Figure record listings
◇ ◇ ◇ ◇
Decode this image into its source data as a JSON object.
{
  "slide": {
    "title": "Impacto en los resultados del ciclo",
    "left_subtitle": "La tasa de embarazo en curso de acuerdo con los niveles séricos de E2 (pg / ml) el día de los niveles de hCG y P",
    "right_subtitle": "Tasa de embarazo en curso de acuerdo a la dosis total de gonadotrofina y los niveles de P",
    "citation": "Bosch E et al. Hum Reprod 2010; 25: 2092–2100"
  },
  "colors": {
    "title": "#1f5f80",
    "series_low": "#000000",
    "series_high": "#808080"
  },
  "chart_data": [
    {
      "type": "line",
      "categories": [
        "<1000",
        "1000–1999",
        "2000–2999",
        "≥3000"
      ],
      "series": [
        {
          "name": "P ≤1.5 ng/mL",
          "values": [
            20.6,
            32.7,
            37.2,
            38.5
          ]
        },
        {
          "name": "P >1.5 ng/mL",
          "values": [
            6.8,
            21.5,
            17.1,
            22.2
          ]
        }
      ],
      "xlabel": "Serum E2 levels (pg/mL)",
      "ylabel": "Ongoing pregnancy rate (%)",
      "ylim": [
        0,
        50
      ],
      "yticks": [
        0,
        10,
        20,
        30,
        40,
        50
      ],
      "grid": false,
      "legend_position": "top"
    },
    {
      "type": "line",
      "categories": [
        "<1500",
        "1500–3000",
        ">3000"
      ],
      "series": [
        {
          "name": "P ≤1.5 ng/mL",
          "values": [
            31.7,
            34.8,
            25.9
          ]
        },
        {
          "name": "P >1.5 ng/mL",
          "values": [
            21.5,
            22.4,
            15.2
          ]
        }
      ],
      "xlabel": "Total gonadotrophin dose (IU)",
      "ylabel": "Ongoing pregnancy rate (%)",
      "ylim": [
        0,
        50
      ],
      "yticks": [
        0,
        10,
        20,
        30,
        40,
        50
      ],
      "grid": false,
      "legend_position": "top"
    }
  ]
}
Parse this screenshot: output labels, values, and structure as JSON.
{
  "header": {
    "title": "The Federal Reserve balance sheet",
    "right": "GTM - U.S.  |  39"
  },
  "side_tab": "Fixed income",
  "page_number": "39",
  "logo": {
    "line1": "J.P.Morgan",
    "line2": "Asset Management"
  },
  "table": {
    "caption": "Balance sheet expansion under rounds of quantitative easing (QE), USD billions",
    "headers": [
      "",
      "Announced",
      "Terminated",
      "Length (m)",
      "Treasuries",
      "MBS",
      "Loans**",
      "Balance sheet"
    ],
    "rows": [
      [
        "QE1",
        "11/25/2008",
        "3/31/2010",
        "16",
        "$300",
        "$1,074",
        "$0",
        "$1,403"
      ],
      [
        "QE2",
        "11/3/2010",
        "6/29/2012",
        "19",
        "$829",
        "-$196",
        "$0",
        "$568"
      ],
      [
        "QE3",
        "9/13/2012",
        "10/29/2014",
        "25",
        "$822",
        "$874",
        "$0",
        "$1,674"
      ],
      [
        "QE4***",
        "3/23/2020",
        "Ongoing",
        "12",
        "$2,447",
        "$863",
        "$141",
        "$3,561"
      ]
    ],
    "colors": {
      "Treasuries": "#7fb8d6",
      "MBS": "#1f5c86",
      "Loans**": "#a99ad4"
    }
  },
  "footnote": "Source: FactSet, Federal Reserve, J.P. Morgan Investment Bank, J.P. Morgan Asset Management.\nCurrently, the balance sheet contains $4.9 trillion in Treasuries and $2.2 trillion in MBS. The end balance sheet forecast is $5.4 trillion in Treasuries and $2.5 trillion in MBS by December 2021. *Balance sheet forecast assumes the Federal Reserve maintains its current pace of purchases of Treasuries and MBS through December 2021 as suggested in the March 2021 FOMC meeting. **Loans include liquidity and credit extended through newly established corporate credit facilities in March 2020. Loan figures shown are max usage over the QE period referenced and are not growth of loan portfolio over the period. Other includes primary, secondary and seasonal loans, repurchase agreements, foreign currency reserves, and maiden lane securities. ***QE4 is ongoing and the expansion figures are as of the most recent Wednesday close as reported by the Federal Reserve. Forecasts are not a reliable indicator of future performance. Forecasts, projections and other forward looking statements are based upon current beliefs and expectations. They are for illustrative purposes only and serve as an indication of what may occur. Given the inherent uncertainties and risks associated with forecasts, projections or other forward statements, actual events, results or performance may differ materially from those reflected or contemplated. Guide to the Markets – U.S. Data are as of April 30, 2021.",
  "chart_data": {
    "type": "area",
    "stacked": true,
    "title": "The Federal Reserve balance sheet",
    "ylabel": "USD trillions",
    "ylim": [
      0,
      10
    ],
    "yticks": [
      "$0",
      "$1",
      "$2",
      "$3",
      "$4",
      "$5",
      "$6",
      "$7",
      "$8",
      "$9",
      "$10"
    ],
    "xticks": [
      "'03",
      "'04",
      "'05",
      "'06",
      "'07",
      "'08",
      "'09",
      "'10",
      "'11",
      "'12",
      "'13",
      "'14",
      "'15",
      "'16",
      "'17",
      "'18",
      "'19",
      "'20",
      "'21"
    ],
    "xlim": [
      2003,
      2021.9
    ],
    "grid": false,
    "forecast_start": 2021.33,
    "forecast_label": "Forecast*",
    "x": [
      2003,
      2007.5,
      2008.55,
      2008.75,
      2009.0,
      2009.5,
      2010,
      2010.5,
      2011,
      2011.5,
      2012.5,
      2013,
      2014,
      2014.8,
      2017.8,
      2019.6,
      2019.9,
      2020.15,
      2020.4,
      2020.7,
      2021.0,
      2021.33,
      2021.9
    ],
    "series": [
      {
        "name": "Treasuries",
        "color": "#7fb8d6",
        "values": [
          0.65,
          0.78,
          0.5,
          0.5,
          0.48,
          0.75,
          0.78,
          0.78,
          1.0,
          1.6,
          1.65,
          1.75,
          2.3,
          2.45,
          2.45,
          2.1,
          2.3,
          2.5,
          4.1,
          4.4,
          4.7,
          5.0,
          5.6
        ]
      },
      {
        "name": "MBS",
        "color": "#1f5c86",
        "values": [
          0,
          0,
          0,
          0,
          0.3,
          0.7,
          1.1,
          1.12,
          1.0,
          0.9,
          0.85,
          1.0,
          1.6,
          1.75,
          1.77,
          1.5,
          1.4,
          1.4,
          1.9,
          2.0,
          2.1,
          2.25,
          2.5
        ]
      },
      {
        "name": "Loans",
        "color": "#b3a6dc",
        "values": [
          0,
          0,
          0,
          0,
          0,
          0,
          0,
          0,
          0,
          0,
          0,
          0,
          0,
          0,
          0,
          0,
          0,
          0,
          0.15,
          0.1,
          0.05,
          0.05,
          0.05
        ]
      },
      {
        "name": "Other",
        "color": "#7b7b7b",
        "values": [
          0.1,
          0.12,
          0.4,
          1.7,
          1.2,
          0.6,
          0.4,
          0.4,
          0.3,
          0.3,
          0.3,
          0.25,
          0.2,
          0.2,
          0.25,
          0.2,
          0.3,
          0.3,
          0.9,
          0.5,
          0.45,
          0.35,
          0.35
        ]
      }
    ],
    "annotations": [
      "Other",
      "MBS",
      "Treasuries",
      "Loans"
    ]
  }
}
◇ ◇ ◇ ◇
| SHORT PROBLEM |
Copy out all lines that carry the word "xlabel".

| FULL ANSWER |
      "xlabel": "Serum E2 levels (pg/mL)",
      "xlabel": "Total gonadotrophin dose (IU)",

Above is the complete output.